**Data lines:**
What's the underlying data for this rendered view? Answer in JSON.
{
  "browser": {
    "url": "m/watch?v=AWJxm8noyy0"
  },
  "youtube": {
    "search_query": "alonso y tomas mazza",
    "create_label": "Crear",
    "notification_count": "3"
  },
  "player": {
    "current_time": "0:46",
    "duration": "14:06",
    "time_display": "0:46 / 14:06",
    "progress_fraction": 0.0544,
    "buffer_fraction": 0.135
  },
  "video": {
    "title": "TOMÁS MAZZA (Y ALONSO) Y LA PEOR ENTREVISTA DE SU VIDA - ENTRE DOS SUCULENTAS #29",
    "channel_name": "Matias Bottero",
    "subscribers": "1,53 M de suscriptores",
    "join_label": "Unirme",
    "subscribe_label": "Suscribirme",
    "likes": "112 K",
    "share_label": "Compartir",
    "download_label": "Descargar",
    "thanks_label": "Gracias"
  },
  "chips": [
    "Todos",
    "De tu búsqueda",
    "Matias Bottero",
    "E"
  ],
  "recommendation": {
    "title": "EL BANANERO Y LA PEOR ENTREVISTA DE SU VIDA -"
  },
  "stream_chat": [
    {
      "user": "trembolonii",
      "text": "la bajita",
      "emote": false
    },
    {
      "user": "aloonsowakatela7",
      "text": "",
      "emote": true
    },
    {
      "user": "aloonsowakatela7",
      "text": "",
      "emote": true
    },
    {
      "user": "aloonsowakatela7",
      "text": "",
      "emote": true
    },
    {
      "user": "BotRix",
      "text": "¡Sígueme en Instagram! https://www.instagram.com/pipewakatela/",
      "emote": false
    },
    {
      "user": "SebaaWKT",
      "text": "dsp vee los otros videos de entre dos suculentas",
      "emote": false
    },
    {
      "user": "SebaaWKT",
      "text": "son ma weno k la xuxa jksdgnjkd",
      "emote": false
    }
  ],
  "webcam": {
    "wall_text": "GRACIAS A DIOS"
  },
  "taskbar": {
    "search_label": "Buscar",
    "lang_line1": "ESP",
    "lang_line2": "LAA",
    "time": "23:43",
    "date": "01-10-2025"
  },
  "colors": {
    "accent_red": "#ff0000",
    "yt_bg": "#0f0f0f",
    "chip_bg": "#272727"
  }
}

**Objective:**
Retype each record exactly, leaving nothing out.

**Output for this task:**
What's the underlying data for this rendered view? Answer in JSON.
{
  "browser": {
    "url": "m/watch?v=AWJxm8noyy0"
  },
  "youtube": {
    "search_query": "alonso y tomas mazza",
    "create_label": "Crear",
    "notification_count": "3"
  },
  "player": {
    "current_time": "0:46",
    "duration": "14:06",
    "time_display": "0:46 / 14:06",
    "progress_fraction": 0.0544,
    "buffer_fraction": 0.135
  },
  "video": {
    "title": "TOMÁS MAZZA (Y ALONSO) Y LA PEOR ENTREVISTA DE SU VIDA - ENTRE DOS SUCULENTAS #29",
    "channel_name": "Matias Bottero",
    "subscribers": "1,53 M de suscriptores",
    "join_label": "Unirme",
    "subscribe_label": "Suscribirme",
    "likes": "112 K",
    "share_label": "Compartir",
    "download_label": "Descargar",
    "thanks_label": "Gracias"
  },
  "chips": [
    "Todos",
    "De tu búsqueda",
    "Matias Bottero",
    "E"
  ],
  "recommendation": {
    "title": "EL BANANERO Y LA PEOR ENTREVISTA DE SU VIDA -"
  },
  "stream_chat": [
    {
      "user": "trembolonii",
      "text": "la bajita",
      "emote": false
    },
    {
      "user": "aloonsowakatela7",
      "text": "",
      "emote": true
    },
    {
      "user": "aloonsowakatela7",
      "text": "",
      "emote": true
    },
    {
      "user": "aloonsowakatela7",
      "text": "",
      "emote": true
    },
    {
      "user": "BotRix",
      "text": "¡Sígueme en Instagram! https://www.instagram.com/pipewakatela/",
      "emote": false
    },
    {
      "user": "SebaaWKT",
      "text": "dsp vee los otros videos de entre dos suculentas",
      "emote": false
    },
    {
      "user": "SebaaWKT",
      "text": "son ma weno k la xuxa jksdgnjkd",
      "emote": false
    }
  ],
  "webcam": {
    "wall_text": "GRACIAS A DIOS"
  },
  "taskbar": {
    "search_label": "Buscar",
    "lang_line1": "ESP",
    "lang_line2": "LAA",
    "time": "23:43",
    "date": "01-10-2025"
  },
  "colors": {
    "accent_red": "#ff0000",
    "yt_bg": "#0f0f0f",
    "chip_bg": "#272727"
  }
}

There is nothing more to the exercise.